SHORT EXERCISE ::
Every entry must be copied word for word.

GIVEN RECORDS ::
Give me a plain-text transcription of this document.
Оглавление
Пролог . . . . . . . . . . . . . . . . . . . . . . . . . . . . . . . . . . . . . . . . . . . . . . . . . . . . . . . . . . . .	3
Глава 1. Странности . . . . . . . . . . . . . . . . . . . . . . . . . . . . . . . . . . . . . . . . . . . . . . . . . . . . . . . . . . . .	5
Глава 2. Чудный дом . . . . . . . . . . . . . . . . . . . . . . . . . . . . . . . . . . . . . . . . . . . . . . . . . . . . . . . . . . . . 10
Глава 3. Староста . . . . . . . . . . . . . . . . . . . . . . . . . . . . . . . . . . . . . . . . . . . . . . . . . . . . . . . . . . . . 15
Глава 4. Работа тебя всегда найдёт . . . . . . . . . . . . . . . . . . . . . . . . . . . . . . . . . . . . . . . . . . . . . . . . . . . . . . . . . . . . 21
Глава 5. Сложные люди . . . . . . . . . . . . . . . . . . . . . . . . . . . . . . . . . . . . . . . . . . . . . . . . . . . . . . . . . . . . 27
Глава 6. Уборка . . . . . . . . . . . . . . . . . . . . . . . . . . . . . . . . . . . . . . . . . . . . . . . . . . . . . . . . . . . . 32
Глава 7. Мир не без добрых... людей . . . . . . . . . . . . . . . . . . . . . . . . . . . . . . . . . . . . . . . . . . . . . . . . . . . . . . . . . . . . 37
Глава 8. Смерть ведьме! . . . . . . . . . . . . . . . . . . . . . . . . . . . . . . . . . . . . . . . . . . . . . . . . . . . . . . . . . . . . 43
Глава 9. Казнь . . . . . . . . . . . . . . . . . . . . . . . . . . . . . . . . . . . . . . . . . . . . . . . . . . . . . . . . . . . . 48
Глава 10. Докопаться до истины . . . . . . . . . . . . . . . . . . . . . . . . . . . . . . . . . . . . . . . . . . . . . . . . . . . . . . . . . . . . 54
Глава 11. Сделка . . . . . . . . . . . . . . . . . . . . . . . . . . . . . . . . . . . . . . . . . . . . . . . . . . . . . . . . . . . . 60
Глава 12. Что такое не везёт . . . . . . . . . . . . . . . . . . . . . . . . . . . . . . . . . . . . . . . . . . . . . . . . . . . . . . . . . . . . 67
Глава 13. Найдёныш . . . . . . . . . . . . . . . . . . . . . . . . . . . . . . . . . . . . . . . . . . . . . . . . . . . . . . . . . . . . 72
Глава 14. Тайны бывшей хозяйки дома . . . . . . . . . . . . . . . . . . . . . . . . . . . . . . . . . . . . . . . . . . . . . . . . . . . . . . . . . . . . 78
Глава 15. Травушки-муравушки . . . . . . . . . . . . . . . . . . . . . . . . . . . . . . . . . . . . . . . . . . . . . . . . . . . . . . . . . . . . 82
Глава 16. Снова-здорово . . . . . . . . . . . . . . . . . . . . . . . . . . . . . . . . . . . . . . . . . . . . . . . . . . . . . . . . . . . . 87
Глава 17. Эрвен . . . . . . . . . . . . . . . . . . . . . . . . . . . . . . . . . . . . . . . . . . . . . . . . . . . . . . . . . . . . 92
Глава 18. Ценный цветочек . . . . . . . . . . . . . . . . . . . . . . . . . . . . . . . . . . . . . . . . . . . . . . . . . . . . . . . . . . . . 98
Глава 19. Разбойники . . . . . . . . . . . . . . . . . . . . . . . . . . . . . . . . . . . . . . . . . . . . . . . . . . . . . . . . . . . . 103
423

RESPONSE ::
Give me a plain-text transcription of this document.
Оглавление
Пролог . . . . . . . . . . . . . . . . . . . . . . . . . . . . . . . . . . . . . . . . . . . . . . . . . . . . . . . . . . . .	3
Глава 1. Странности . . . . . . . . . . . . . . . . . . . . . . . . . . . . . . . . . . . . . . . . . . . . . . . . . . . . . . . . . . . .	5
Глава 2. Чудный дом . . . . . . . . . . . . . . . . . . . . . . . . . . . . . . . . . . . . . . . . . . . . . . . . . . . . . . . . . . . . 10
Глава 3. Староста . . . . . . . . . . . . . . . . . . . . . . . . . . . . . . . . . . . . . . . . . . . . . . . . . . . . . . . . . . . . 15
Глава 4. Работа тебя всегда найдёт . . . . . . . . . . . . . . . . . . . . . . . . . . . . . . . . . . . . . . . . . . . . . . . . . . . . . . . . . . . . 21
Глава 5. Сложные люди . . . . . . . . . . . . . . . . . . . . . . . . . . . . . . . . . . . . . . . . . . . . . . . . . . . . . . . . . . . . 27
Глава 6. Уборка . . . . . . . . . . . . . . . . . . . . . . . . . . . . . . . . . . . . . . . . . . . . . . . . . . . . . . . . . . . . 32
Глава 7. Мир не без добрых... людей . . . . . . . . . . . . . . . . . . . . . . . . . . . . . . . . . . . . . . . . . . . . . . . . . . . . . . . . . . . . 37
Глава 8. Смерть ведьме! . . . . . . . . . . . . . . . . . . . . . . . . . . . . . . . . . . . . . . . . . . . . . . . . . . . . . . . . . . . . 43
Глава 9. Казнь . . . . . . . . . . . . . . . . . . . . . . . . . . . . . . . . . . . . . . . . . . . . . . . . . . . . . . . . . . . . 48
Глава 10. Докопаться до истины . . . . . . . . . . . . . . . . . . . . . . . . . . . . . . . . . . . . . . . . . . . . . . . . . . . . . . . . . . . . 54
Глава 11. Сделка . . . . . . . . . . . . . . . . . . . . . . . . . . . . . . . . . . . . . . . . . . . . . . . . . . . . . . . . . . . . 60
Глава 12. Что такое не везёт . . . . . . . . . . . . . . . . . . . . . . . . . . . . . . . . . . . . . . . . . . . . . . . . . . . . . . . . . . . . 67
Глава 13. Найдёныш . . . . . . . . . . . . . . . . . . . . . . . . . . . . . . . . . . . . . . . . . . . . . . . . . . . . . . . . . . . . 72
Глава 14. Тайны бывшей хозяйки дома . . . . . . . . . . . . . . . . . . . . . . . . . . . . . . . . . . . . . . . . . . . . . . . . . . . . . . . . . . . . 78
Глава 15. Травушки-муравушки . . . . . . . . . . . . . . . . . . . . . . . . . . . . . . . . . . . . . . . . . . . . . . . . . . . . . . . . . . . . 82
Глава 16. Снова-здорово . . . . . . . . . . . . . . . . . . . . . . . . . . . . . . . . . . . . . . . . . . . . . . . . . . . . . . . . . . . . 87
Глава 17. Эрвен . . . . . . . . . . . . . . . . . . . . . . . . . . . . . . . . . . . . . . . . . . . . . . . . . . . . . . . . . . . . 92
Глава 18. Ценный цветочек . . . . . . . . . . . . . . . . . . . . . . . . . . . . . . . . . . . . . . . . . . . . . . . . . . . . . . . . . . . . 98
Глава 19. Разбойники . . . . . . . . . . . . . . . . . . . . . . . . . . . . . . . . . . . . . . . . . . . . . . . . . . . . . . . . . . . . 103
423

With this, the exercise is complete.